WORK TO DO
Reproduce every record below exactly as written, but leave out any pictures.

THE RECORDS
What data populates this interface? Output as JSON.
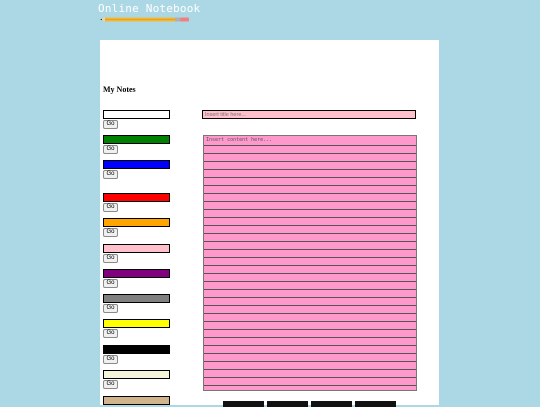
{
  "app": {
    "title": "Online Notebook"
  },
  "notes": {
    "heading": "My Notes",
    "go_label": "Go",
    "swatches": [
      {
        "color": "#ffffff"
      },
      {
        "color": "#008000"
      },
      {
        "color": "#0000ff"
      },
      {
        "color": "#ff0000"
      },
      {
        "color": "#ffa500"
      },
      {
        "color": "#ffc0cb"
      },
      {
        "color": "#800080"
      },
      {
        "color": "#808080"
      },
      {
        "color": "#ffff00"
      },
      {
        "color": "#000000"
      },
      {
        "color": "#f5f5dc"
      },
      {
        "color": "#d2b48c"
      }
    ]
  },
  "editor": {
    "title_placeholder": "Insert title here...",
    "content_placeholder": "Insert content here...",
    "paper_color": "#ff99cc",
    "title_color": "#ffc0cb"
  },
  "icons": {
    "logo": "pencil-icon"
  }
}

FINAL ANSWER
What data populates this interface? Output as JSON.
{
  "app": {
    "title": "Online Notebook"
  },
  "notes": {
    "heading": "My Notes",
    "go_label": "Go",
    "swatches": [
      {
        "color": "#ffffff"
      },
      {
        "color": "#008000"
      },
      {
        "color": "#0000ff"
      },
      {
        "color": "#ff0000"
      },
      {
        "color": "#ffa500"
      },
      {
        "color": "#ffc0cb"
      },
      {
        "color": "#800080"
      },
      {
        "color": "#808080"
      },
      {
        "color": "#ffff00"
      },
      {
        "color": "#000000"
      },
      {
        "color": "#f5f5dc"
      },
      {
        "color": "#d2b48c"
      }
    ]
  },
  "editor": {
    "title_placeholder": "Insert title here...",
    "content_placeholder": "Insert content here...",
    "paper_color": "#ff99cc",
    "title_color": "#ffc0cb"
  },
  "icons": {
    "logo": "pencil-icon"
  }
}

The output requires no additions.